#### [WRITTEN INSTRUCTION]
Make a verbatim copy of the entries below; pictures stay out.

#### [SUPPLIED DATA]
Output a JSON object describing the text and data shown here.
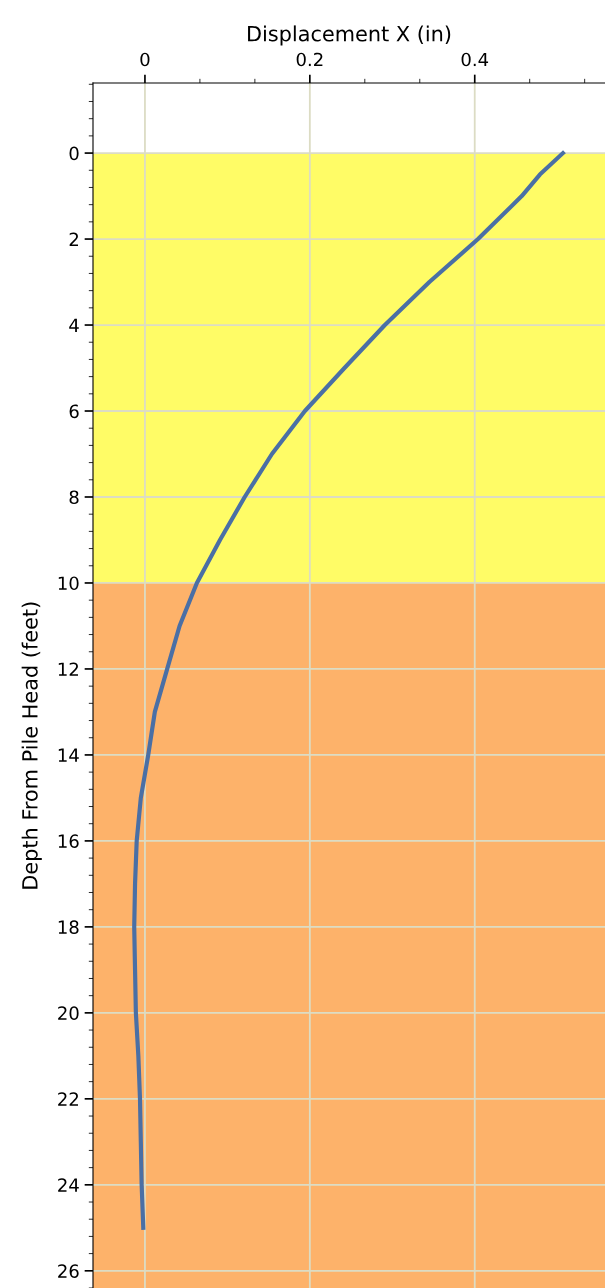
{
  "chart_data": {
    "type": "line",
    "xlabel": "Displacement X (in)",
    "ylabel": "Depth From Pile Head (feet)",
    "xlim": [
      -0.063,
      0.558
    ],
    "xticks": [
      {
        "value": 0,
        "label": "0"
      },
      0.2,
      0.4
    ],
    "ylim": [
      26.4,
      -1.63
    ],
    "yticks": [
      0,
      2,
      4,
      6,
      8,
      10,
      12,
      14,
      16,
      18,
      20,
      22,
      24,
      26
    ],
    "grid": true,
    "marker": "none",
    "line_style": "solid",
    "bands": [
      {
        "axis": "y",
        "from": 0,
        "to": 10,
        "color": "#fffc66"
      },
      {
        "axis": "y",
        "from": 10,
        "to": 26.4,
        "color": "#fdb26a"
      }
    ],
    "series": [
      {
        "color": "#4a6fa5",
        "x": [
          0.507,
          0.479,
          0.457,
          0.404,
          0.345,
          0.291,
          0.242,
          0.194,
          0.154,
          0.121,
          0.091,
          0.063,
          0.042,
          0.027,
          0.012,
          0.004,
          -0.005,
          -0.01,
          -0.012,
          -0.013,
          -0.012,
          -0.011,
          -0.008,
          -0.006,
          -0.005,
          -0.004,
          -0.002
        ],
        "values": [
          0,
          0.5,
          1,
          2,
          3,
          4,
          5,
          6,
          7,
          8,
          9,
          10,
          11,
          12,
          13,
          14,
          15,
          16,
          17,
          18,
          19,
          20,
          21,
          22,
          23,
          24,
          25
        ]
      }
    ]
  }
}
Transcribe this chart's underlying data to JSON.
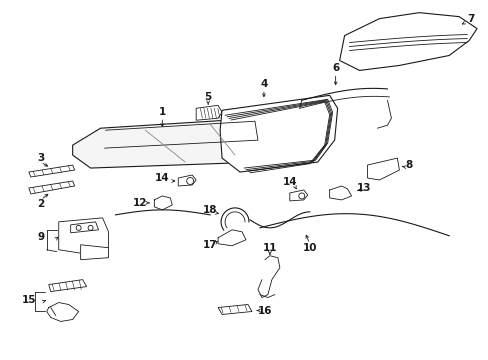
{
  "bg_color": "#ffffff",
  "line_color": "#1a1a1a",
  "figsize": [
    4.89,
    3.6
  ],
  "dpi": 100,
  "lw_main": 0.8,
  "lw_thin": 0.6,
  "label_fs": 7.5
}
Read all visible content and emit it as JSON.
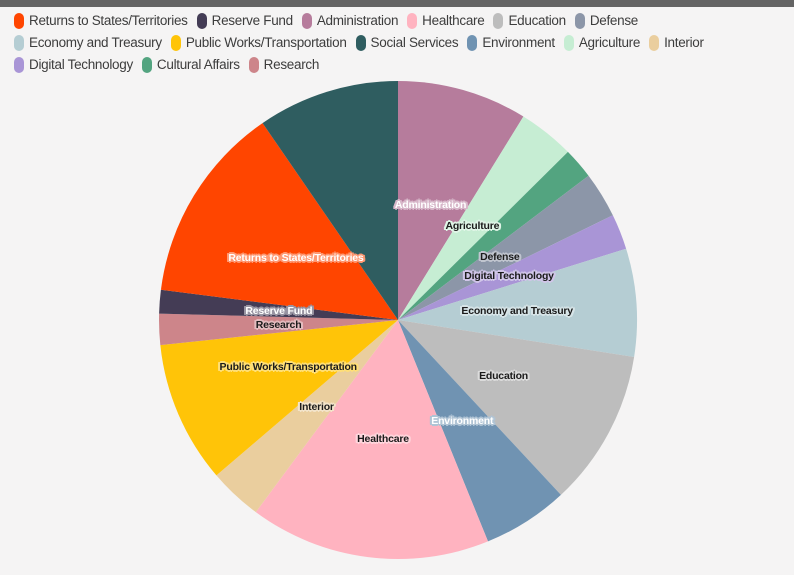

#### [ANSWER FOR THE TASK]
Output a JSON object describing the text and data shown here.
{
  "chart_data": {
    "type": "line",
    "xlabel": "Displacement X (in)",
    "ylabel": "Depth From Pile Head (feet)",
    "xlim": [
      -0.063,
      0.558
    ],
    "xticks": [
      {
        "value": 0,
        "label": "0"
      },
      0.2,
      0.4
    ],
    "ylim": [
      26.4,
      -1.63
    ],
    "yticks": [
      0,
      2,
      4,
      6,
      8,
      10,
      12,
      14,
      16,
      18,
      20,
      22,
      24,
      26
    ],
    "grid": true,
    "marker": "none",
    "line_style": "solid",
    "bands": [
      {
        "axis": "y",
        "from": 0,
        "to": 10,
        "color": "#fffc66"
      },
      {
        "axis": "y",
        "from": 10,
        "to": 26.4,
        "color": "#fdb26a"
      }
    ],
    "series": [
      {
        "color": "#4a6fa5",
        "x": [
          0.507,
          0.479,
          0.457,
          0.404,
          0.345,
          0.291,
          0.242,
          0.194,
          0.154,
          0.121,
          0.091,
          0.063,
          0.042,
          0.027,
          0.012,
          0.004,
          -0.005,
          -0.01,
          -0.012,
          -0.013,
          -0.012,
          -0.011,
          -0.008,
          -0.006,
          -0.005,
          -0.004,
          -0.002
        ],
        "values": [
          0,
          0.5,
          1,
          2,
          3,
          4,
          5,
          6,
          7,
          8,
          9,
          10,
          11,
          12,
          13,
          14,
          15,
          16,
          17,
          18,
          19,
          20,
          21,
          22,
          23,
          24,
          25
        ]
      }
    ]
  }
}
Transcribe this chart's underlying data to JSON.
{
  "bg_color": "#ffffff",
  "line_color": "#1a1a1a",
  "figsize": [
    4.89,
    3.6
  ],
  "dpi": 100,
  "lw_main": 0.8,
  "lw_thin": 0.6,
  "label_fs": 7.5
}
Read all visible content and emit it as JSON.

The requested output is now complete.